→ Prompt
Transcribe the records below in full; pictures stay out of the copy.

→ Input records

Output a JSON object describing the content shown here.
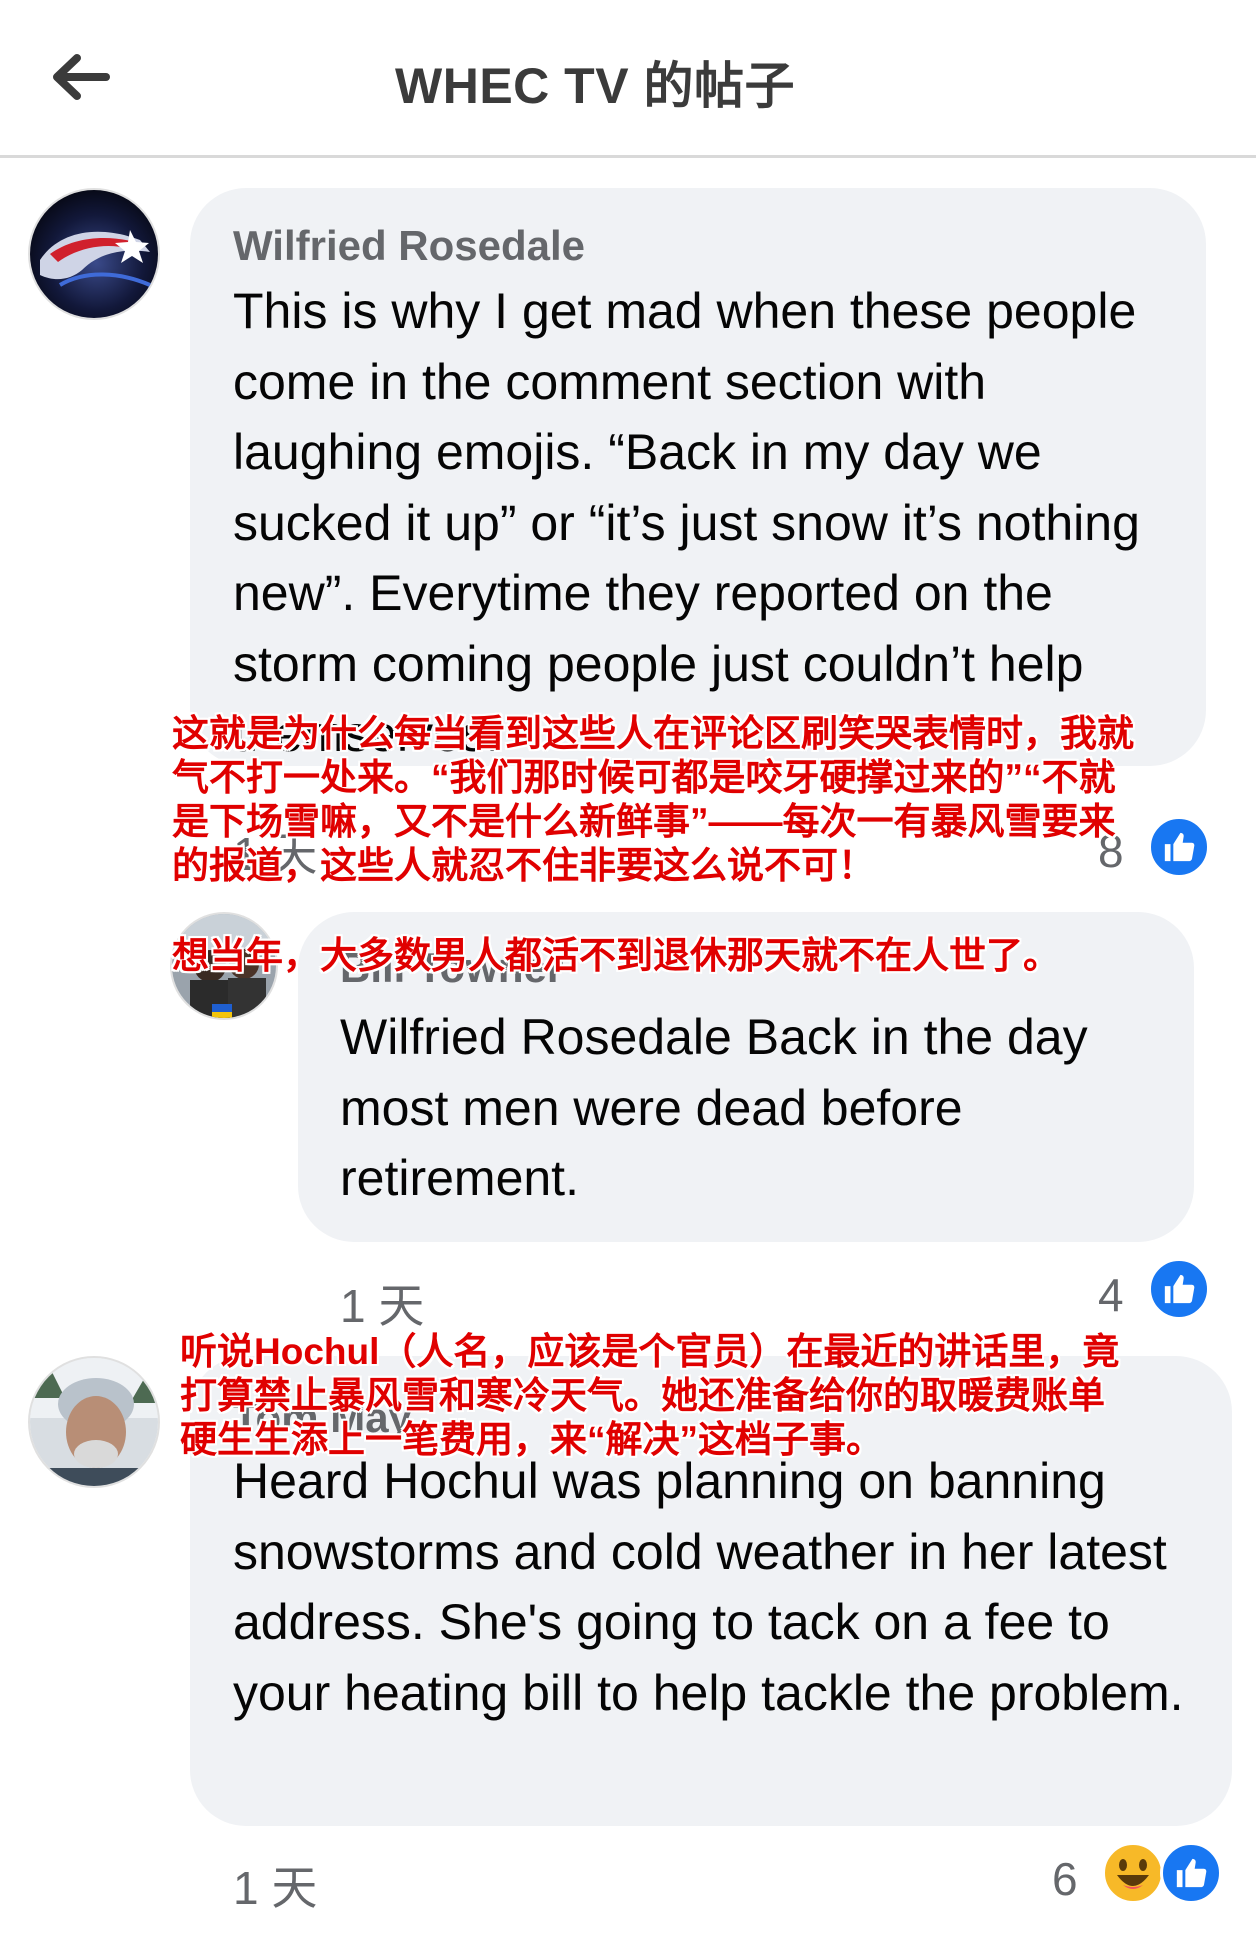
{
  "header": {
    "title": "WHEC TV 的帖子"
  },
  "comments": [
    {
      "author": "Wilfried Rosedale",
      "text": "This is why I get mad when these people come in the comment section with laughing emojis. “Back in my day we sucked it up” or “it’s just snow it’s nothing new”. Everytime they reported on the storm coming people just couldn’t help themselves.",
      "time": "1 天",
      "reactions": 8,
      "reaction_icons": [
        "like-icon"
      ],
      "translation": "这就是为什么每当看到这些人在评论区刷笑哭表情时，我就气不打一处来。“我们那时候可都是咬牙硬撑过来的”“不就是下场雪嘛，又不是什么新鲜事”——每次一有暴风雪要来的报道，这些人就忍不住非要这么说不可！"
    },
    {
      "author": "Bill Towner",
      "text": "Wilfried Rosedale Back in the day most men were dead before retirement.",
      "time": "1 天",
      "reactions": 4,
      "reaction_icons": [
        "like-icon"
      ],
      "translation": "想当年，大多数男人都活不到退休那天就不在人世了。"
    },
    {
      "author": "Tom May",
      "text": "Heard Hochul was planning on banning snowstorms and cold weather in her latest address. She's going to tack on a fee to your heating bill to help tackle the problem.",
      "time": "1 天",
      "reactions": 6,
      "reaction_icons": [
        "haha-icon",
        "like-icon"
      ],
      "translation": "听说Hochul（人名，应该是个官员）在最近的讲话里，竟打算禁止暴风雪和寒冷天气。她还准备给你的取暖费账单硬生生添上一笔费用，来“解决”这档子事。"
    }
  ],
  "colors": {
    "bubble": "#f0f2f5",
    "like": "#1877f2",
    "haha": "#f7b928",
    "overlay": "#e00000"
  }
}
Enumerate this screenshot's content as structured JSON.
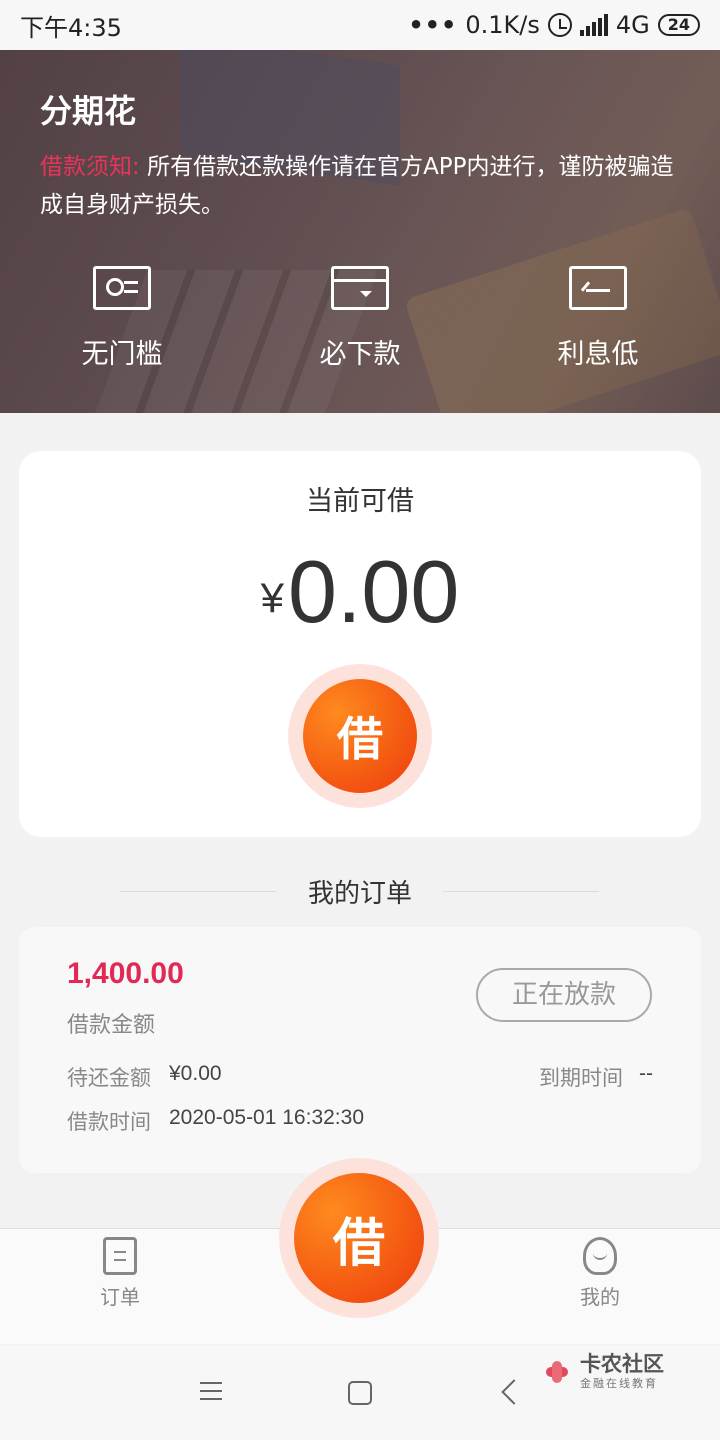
{
  "status_bar": {
    "time": "下午4:35",
    "network_speed": "0.1K/s",
    "network_type": "4G",
    "battery": "24"
  },
  "header": {
    "app_name": "分期花",
    "notice_label": "借款须知:",
    "notice_text": "所有借款还款操作请在官方APP内进行，谨防被骗造成自身财产损失。",
    "features": [
      {
        "label": "无门槛",
        "icon": "id-card-icon"
      },
      {
        "label": "必下款",
        "icon": "card-download-icon"
      },
      {
        "label": "利息低",
        "icon": "return-arrow-icon"
      }
    ]
  },
  "loan": {
    "title": "当前可借",
    "currency": "¥",
    "amount": "0.00",
    "button_label": "借"
  },
  "orders": {
    "section_title": "我的订单",
    "items": [
      {
        "amount": "1,400.00",
        "amount_label": "借款金额",
        "status": "正在放款",
        "pending_label": "待还金额",
        "pending_value": "¥0.00",
        "due_label": "到期时间",
        "due_value": "--",
        "time_label": "借款时间",
        "time_value": "2020-05-01 16:32:30"
      }
    ]
  },
  "tabbar": {
    "orders_label": "订单",
    "borrow_label": "借",
    "me_label": "我的"
  },
  "watermark": {
    "title": "卡农社区",
    "subtitle": "金融在线教育"
  },
  "colors": {
    "accent": "#f45a12",
    "notice_label": "#e8345a",
    "order_amount": "#e02a55"
  }
}
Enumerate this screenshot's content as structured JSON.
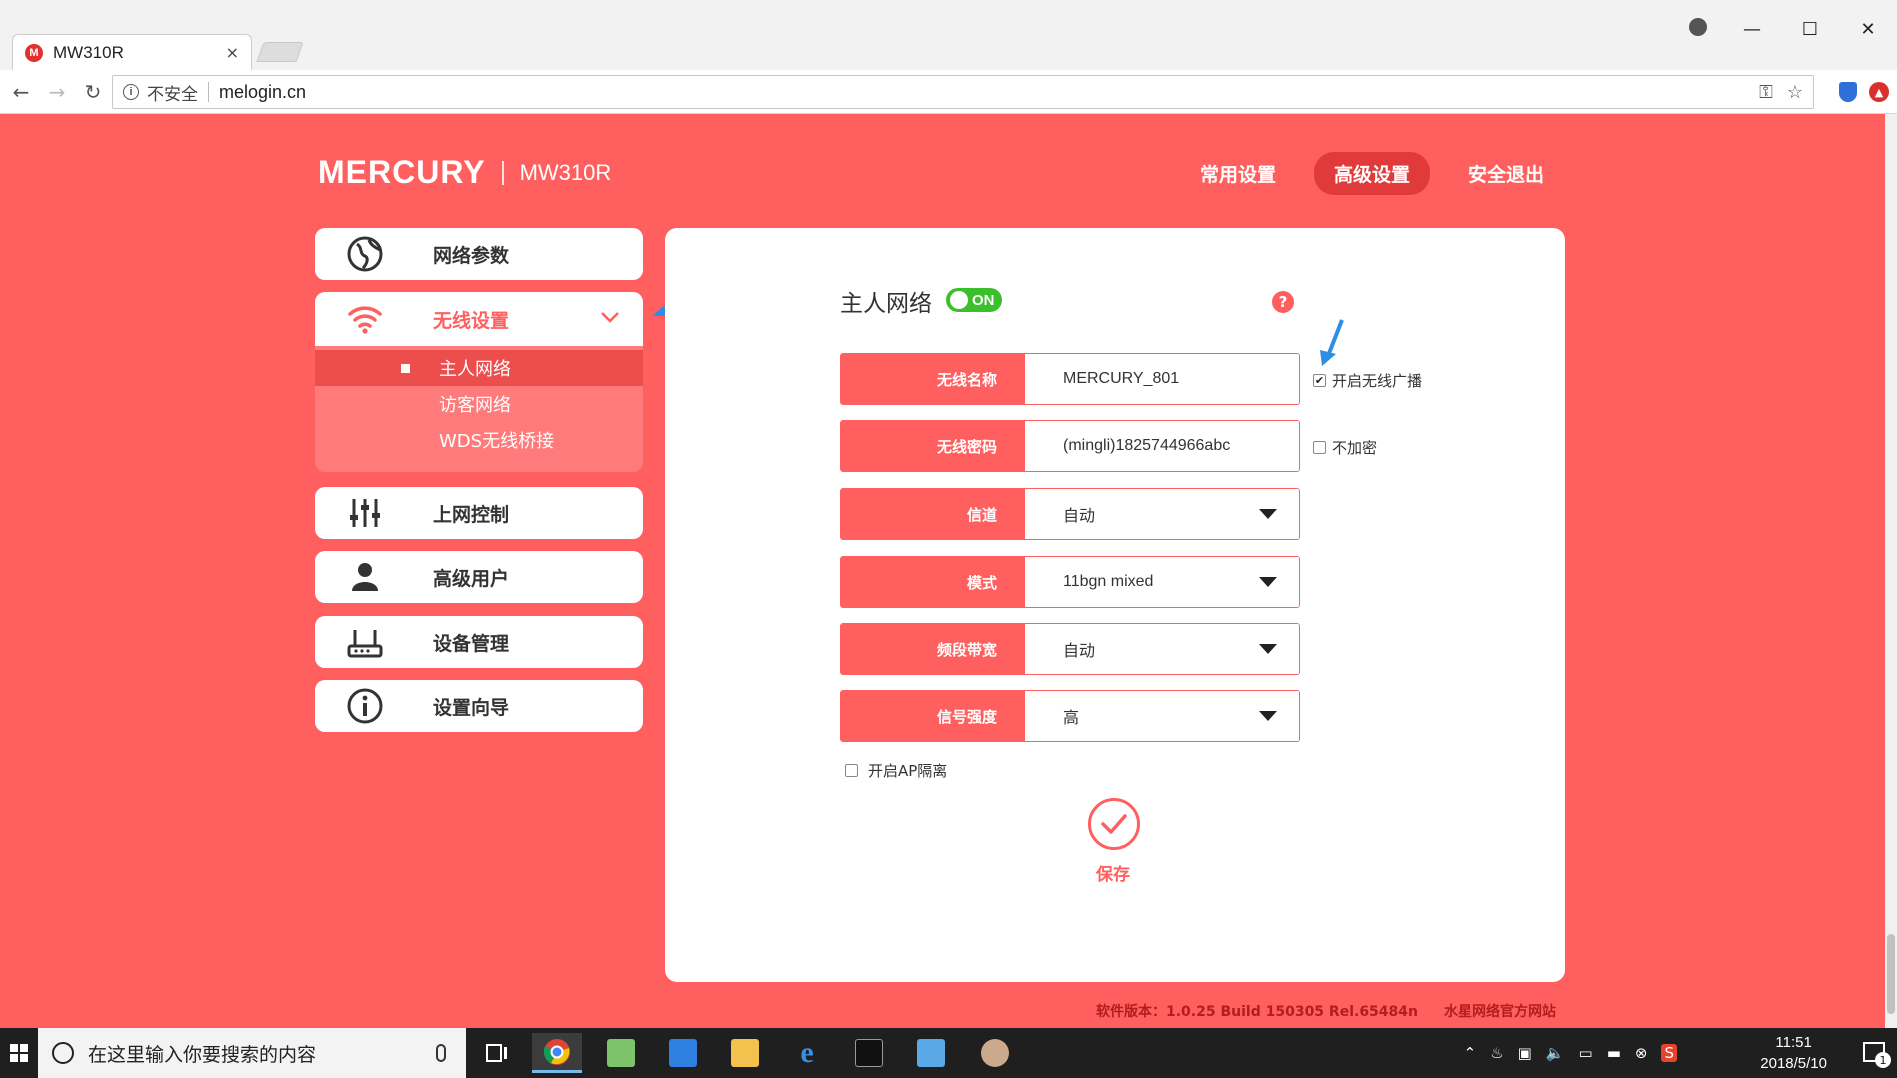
{
  "browser": {
    "tab_title": "MW310R",
    "tab_favicon": "M",
    "security_label": "不安全",
    "url": "melogin.cn"
  },
  "header": {
    "brand": "MERCURY",
    "model": "MW310R",
    "nav": [
      {
        "label": "常用设置",
        "active": false
      },
      {
        "label": "高级设置",
        "active": true
      },
      {
        "label": "安全退出",
        "active": false
      }
    ]
  },
  "sidebar": {
    "items": [
      {
        "label": "网络参数",
        "icon": "globe-icon"
      },
      {
        "label": "无线设置",
        "icon": "wifi-icon",
        "active": true
      },
      {
        "label": "上网控制",
        "icon": "sliders-icon"
      },
      {
        "label": "高级用户",
        "icon": "user-icon"
      },
      {
        "label": "设备管理",
        "icon": "router-icon"
      },
      {
        "label": "设置向导",
        "icon": "info-icon"
      }
    ],
    "submenu": [
      {
        "label": "主人网络",
        "active": true
      },
      {
        "label": "访客网络"
      },
      {
        "label": "WDS无线桥接"
      }
    ]
  },
  "content": {
    "title": "主人网络",
    "toggle_label": "ON",
    "help": "?",
    "fields": [
      {
        "label": "无线名称",
        "value": "MERCURY_801",
        "type": "input"
      },
      {
        "label": "无线密码",
        "value": "(mingli)1825744966abc",
        "type": "input"
      },
      {
        "label": "信道",
        "value": "自动",
        "type": "select"
      },
      {
        "label": "模式",
        "value": "11bgn mixed",
        "type": "select"
      },
      {
        "label": "频段带宽",
        "value": "自动",
        "type": "select"
      },
      {
        "label": "信号强度",
        "value": "高",
        "type": "select"
      }
    ],
    "broadcast_label": "开启无线广播",
    "broadcast_checked": true,
    "no_encrypt_label": "不加密",
    "no_encrypt_checked": false,
    "ap_isolation_label": "开启AP隔离",
    "ap_isolation_checked": false,
    "save_label": "保存"
  },
  "footer": {
    "version": "软件版本：1.0.25 Build 150305 Rel.65484n",
    "link": "水星网络官方网站"
  },
  "taskbar": {
    "search_placeholder": "在这里输入你要搜索的内容",
    "time": "11:51",
    "date": "2018/5/10",
    "notification_count": "1"
  },
  "colors": {
    "brand_red": "#ff5f5f",
    "toggle_green": "#3bbf2b",
    "annotation_blue": "#2f8de4"
  }
}
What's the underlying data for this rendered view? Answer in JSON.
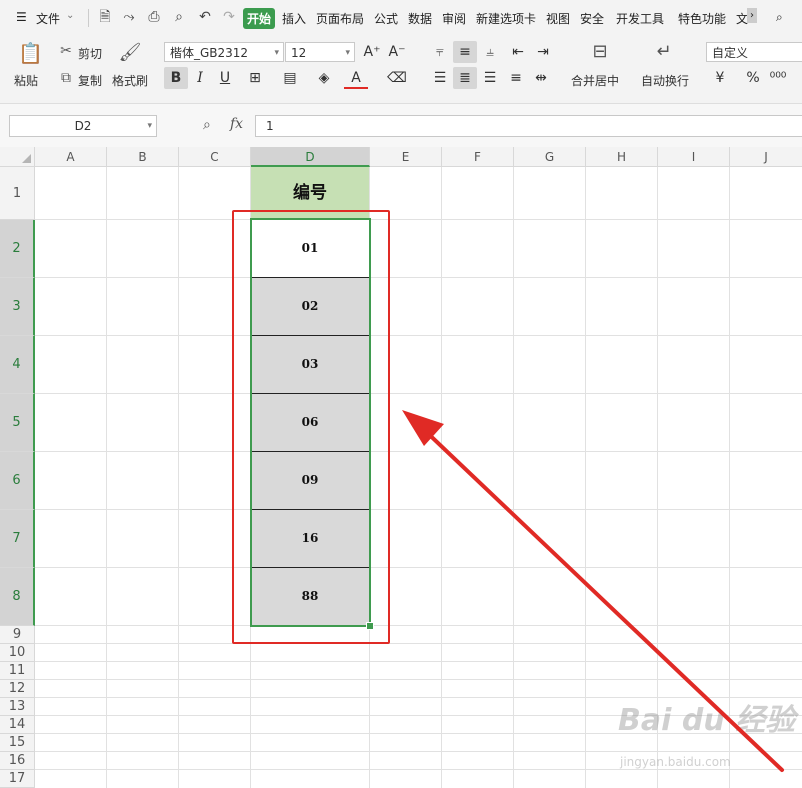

→ Reply
Output a JSON object describing the content shown here.
{
  "header": {
    "title": "WHEC TV 的帖子"
  },
  "comments": [
    {
      "author": "Wilfried Rosedale",
      "text": "This is why I get mad when these people come in the comment section with laughing emojis. “Back in my day we sucked it up” or “it’s just snow it’s nothing new”. Everytime they reported on the storm coming people just couldn’t help themselves.",
      "time": "1 天",
      "reactions": 8,
      "reaction_icons": [
        "like-icon"
      ],
      "translation": "这就是为什么每当看到这些人在评论区刷笑哭表情时，我就气不打一处来。“我们那时候可都是咬牙硬撑过来的”“不就是下场雪嘛，又不是什么新鲜事”——每次一有暴风雪要来的报道，这些人就忍不住非要这么说不可！"
    },
    {
      "author": "Bill Towner",
      "text": "Wilfried Rosedale Back in the day most men were dead before retirement.",
      "time": "1 天",
      "reactions": 4,
      "reaction_icons": [
        "like-icon"
      ],
      "translation": "想当年，大多数男人都活不到退休那天就不在人世了。"
    },
    {
      "author": "Tom May",
      "text": "Heard Hochul was planning on banning snowstorms and cold weather in her latest address. She's going to tack on a fee to your heating bill to help tackle the problem.",
      "time": "1 天",
      "reactions": 6,
      "reaction_icons": [
        "haha-icon",
        "like-icon"
      ],
      "translation": "听说Hochul（人名，应该是个官员）在最近的讲话里，竟打算禁止暴风雪和寒冷天气。她还准备给你的取暖费账单硬生生添上一笔费用，来“解决”这档子事。"
    }
  ],
  "colors": {
    "bubble": "#f0f2f5",
    "like": "#1877f2",
    "haha": "#f7b928",
    "overlay": "#e00000"
  }
}
Enumerate this screenshot's content as structured JSON.
{
  "status_bar": {
    "time": "下午4:35",
    "network_speed": "0.1K/s",
    "network_type": "4G",
    "battery": "24"
  },
  "header": {
    "app_name": "分期花",
    "notice_label": "借款须知:",
    "notice_text": "所有借款还款操作请在官方APP内进行，谨防被骗造成自身财产损失。",
    "features": [
      {
        "label": "无门槛",
        "icon": "id-card-icon"
      },
      {
        "label": "必下款",
        "icon": "card-download-icon"
      },
      {
        "label": "利息低",
        "icon": "return-arrow-icon"
      }
    ]
  },
  "loan": {
    "title": "当前可借",
    "currency": "¥",
    "amount": "0.00",
    "button_label": "借"
  },
  "orders": {
    "section_title": "我的订单",
    "items": [
      {
        "amount": "1,400.00",
        "amount_label": "借款金额",
        "status": "正在放款",
        "pending_label": "待还金额",
        "pending_value": "¥0.00",
        "due_label": "到期时间",
        "due_value": "--",
        "time_label": "借款时间",
        "time_value": "2020-05-01 16:32:30"
      }
    ]
  },
  "tabbar": {
    "orders_label": "订单",
    "borrow_label": "借",
    "me_label": "我的"
  },
  "watermark": {
    "title": "卡农社区",
    "subtitle": "金融在线教育"
  },
  "colors": {
    "accent": "#f45a12",
    "notice_label": "#e8345a",
    "order_amount": "#e02a55"
  }
}
Enumerate this screenshot's content as structured JSON.
{
  "browser": {
    "tab_title": "MW310R",
    "tab_favicon": "M",
    "security_label": "不安全",
    "url": "melogin.cn"
  },
  "header": {
    "brand": "MERCURY",
    "model": "MW310R",
    "nav": [
      {
        "label": "常用设置",
        "active": false
      },
      {
        "label": "高级设置",
        "active": true
      },
      {
        "label": "安全退出",
        "active": false
      }
    ]
  },
  "sidebar": {
    "items": [
      {
        "label": "网络参数",
        "icon": "globe-icon"
      },
      {
        "label": "无线设置",
        "icon": "wifi-icon",
        "active": true
      },
      {
        "label": "上网控制",
        "icon": "sliders-icon"
      },
      {
        "label": "高级用户",
        "icon": "user-icon"
      },
      {
        "label": "设备管理",
        "icon": "router-icon"
      },
      {
        "label": "设置向导",
        "icon": "info-icon"
      }
    ],
    "submenu": [
      {
        "label": "主人网络",
        "active": true
      },
      {
        "label": "访客网络"
      },
      {
        "label": "WDS无线桥接"
      }
    ]
  },
  "content": {
    "title": "主人网络",
    "toggle_label": "ON",
    "help": "?",
    "fields": [
      {
        "label": "无线名称",
        "value": "MERCURY_801",
        "type": "input"
      },
      {
        "label": "无线密码",
        "value": "(mingli)1825744966abc",
        "type": "input"
      },
      {
        "label": "信道",
        "value": "自动",
        "type": "select"
      },
      {
        "label": "模式",
        "value": "11bgn mixed",
        "type": "select"
      },
      {
        "label": "频段带宽",
        "value": "自动",
        "type": "select"
      },
      {
        "label": "信号强度",
        "value": "高",
        "type": "select"
      }
    ],
    "broadcast_label": "开启无线广播",
    "broadcast_checked": true,
    "no_encrypt_label": "不加密",
    "no_encrypt_checked": false,
    "ap_isolation_label": "开启AP隔离",
    "ap_isolation_checked": false,
    "save_label": "保存"
  },
  "footer": {
    "version": "软件版本：1.0.25 Build 150305 Rel.65484n",
    "link": "水星网络官方网站"
  },
  "taskbar": {
    "search_placeholder": "在这里输入你要搜索的内容",
    "time": "11:51",
    "date": "2018/5/10",
    "notification_count": "1"
  },
  "colors": {
    "brand_red": "#ff5f5f",
    "toggle_green": "#3bbf2b",
    "annotation_blue": "#2f8de4"
  }
}
What's the underlying data for this rendered view? Answer in JSON.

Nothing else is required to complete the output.